**STATED TASK:** How many lines in the records below hold the string "Länge"? Please answer with the number and nothing more.

**DATA IN THIS EXERCISE:**
====

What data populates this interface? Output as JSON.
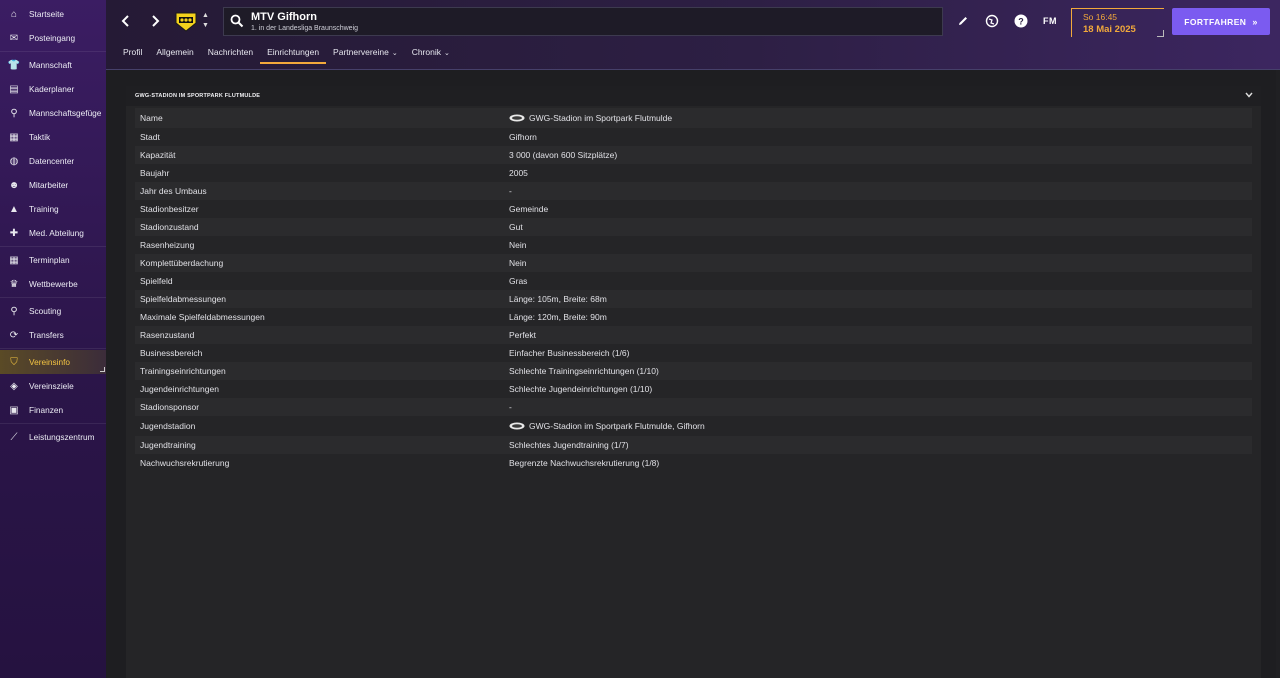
{
  "sidebar": {
    "items": [
      {
        "label": "Startseite",
        "icon": "home-icon"
      },
      {
        "label": "Posteingang",
        "icon": "inbox-icon"
      },
      {
        "label": "Mannschaft",
        "icon": "shirt-icon"
      },
      {
        "label": "Kaderplaner",
        "icon": "clipboard-icon"
      },
      {
        "label": "Mannschaftsgefüge",
        "icon": "hierarchy-icon"
      },
      {
        "label": "Taktik",
        "icon": "tactics-board-icon"
      },
      {
        "label": "Datencenter",
        "icon": "data-icon"
      },
      {
        "label": "Mitarbeiter",
        "icon": "staff-icon"
      },
      {
        "label": "Training",
        "icon": "training-icon"
      },
      {
        "label": "Med. Abteilung",
        "icon": "medical-icon"
      },
      {
        "label": "Terminplan",
        "icon": "calendar-icon"
      },
      {
        "label": "Wettbewerbe",
        "icon": "trophy-icon"
      },
      {
        "label": "Scouting",
        "icon": "magnifier-icon"
      },
      {
        "label": "Transfers",
        "icon": "transfer-icon"
      },
      {
        "label": "Vereinsinfo",
        "icon": "shield-icon"
      },
      {
        "label": "Vereinsziele",
        "icon": "goals-icon"
      },
      {
        "label": "Finanzen",
        "icon": "money-icon"
      },
      {
        "label": "Leistungszentrum",
        "icon": "performance-icon"
      }
    ],
    "active": "Vereinsinfo"
  },
  "header": {
    "club_name": "MTV Gifhorn",
    "club_league": "1. in der Landesliga Braunschweig",
    "time": "So 16:45",
    "date": "18 Mai 2025",
    "continue_label": "FORTFAHREN",
    "fm_logo": "FM",
    "accent_color": "#f2a93b",
    "button_color": "#7b5bf0"
  },
  "tabs": [
    {
      "label": "Profil",
      "dropdown": false
    },
    {
      "label": "Allgemein",
      "dropdown": false
    },
    {
      "label": "Nachrichten",
      "dropdown": false
    },
    {
      "label": "Einrichtungen",
      "dropdown": false,
      "active": true
    },
    {
      "label": "Partnervereine",
      "dropdown": true
    },
    {
      "label": "Chronik",
      "dropdown": true
    }
  ],
  "panel": {
    "title": "GWG-STADION IM SPORTPARK FLUTMULDE",
    "rows": [
      {
        "label": "Name",
        "value": "GWG-Stadion im Sportpark Flutmulde",
        "icon": true
      },
      {
        "label": "Stadt",
        "value": "Gifhorn"
      },
      {
        "label": "Kapazität",
        "value": "3 000 (davon 600 Sitzplätze)"
      },
      {
        "label": "Baujahr",
        "value": "2005"
      },
      {
        "label": "Jahr des Umbaus",
        "value": "-"
      },
      {
        "label": "Stadionbesitzer",
        "value": "Gemeinde"
      },
      {
        "label": "Stadionzustand",
        "value": "Gut"
      },
      {
        "label": "Rasenheizung",
        "value": "Nein"
      },
      {
        "label": "Komplettüberdachung",
        "value": "Nein"
      },
      {
        "label": "Spielfeld",
        "value": "Gras"
      },
      {
        "label": "Spielfeldabmessungen",
        "value": "Länge: 105m, Breite: 68m"
      },
      {
        "label": "Maximale Spielfeldabmessungen",
        "value": "Länge: 120m, Breite: 90m"
      },
      {
        "label": "Rasenzustand",
        "value": "Perfekt"
      },
      {
        "label": "Businessbereich",
        "value": "Einfacher Businessbereich (1/6)"
      },
      {
        "label": "Trainingseinrichtungen",
        "value": "Schlechte Trainingseinrichtungen (1/10)"
      },
      {
        "label": "Jugendeinrichtungen",
        "value": "Schlechte Jugendeinrichtungen (1/10)"
      },
      {
        "label": "Stadionsponsor",
        "value": "-"
      },
      {
        "label": "Jugendstadion",
        "value": "GWG-Stadion im Sportpark Flutmulde, Gifhorn",
        "icon": true
      },
      {
        "label": "Jugendtraining",
        "value": "Schlechtes Jugendtraining (1/7)"
      },
      {
        "label": "Nachwuchsrekrutierung",
        "value": "Begrenzte Nachwuchsrekrutierung (1/8)"
      }
    ]
  }
}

====

**SOLUTION FOR THIS EXERCISE:** 2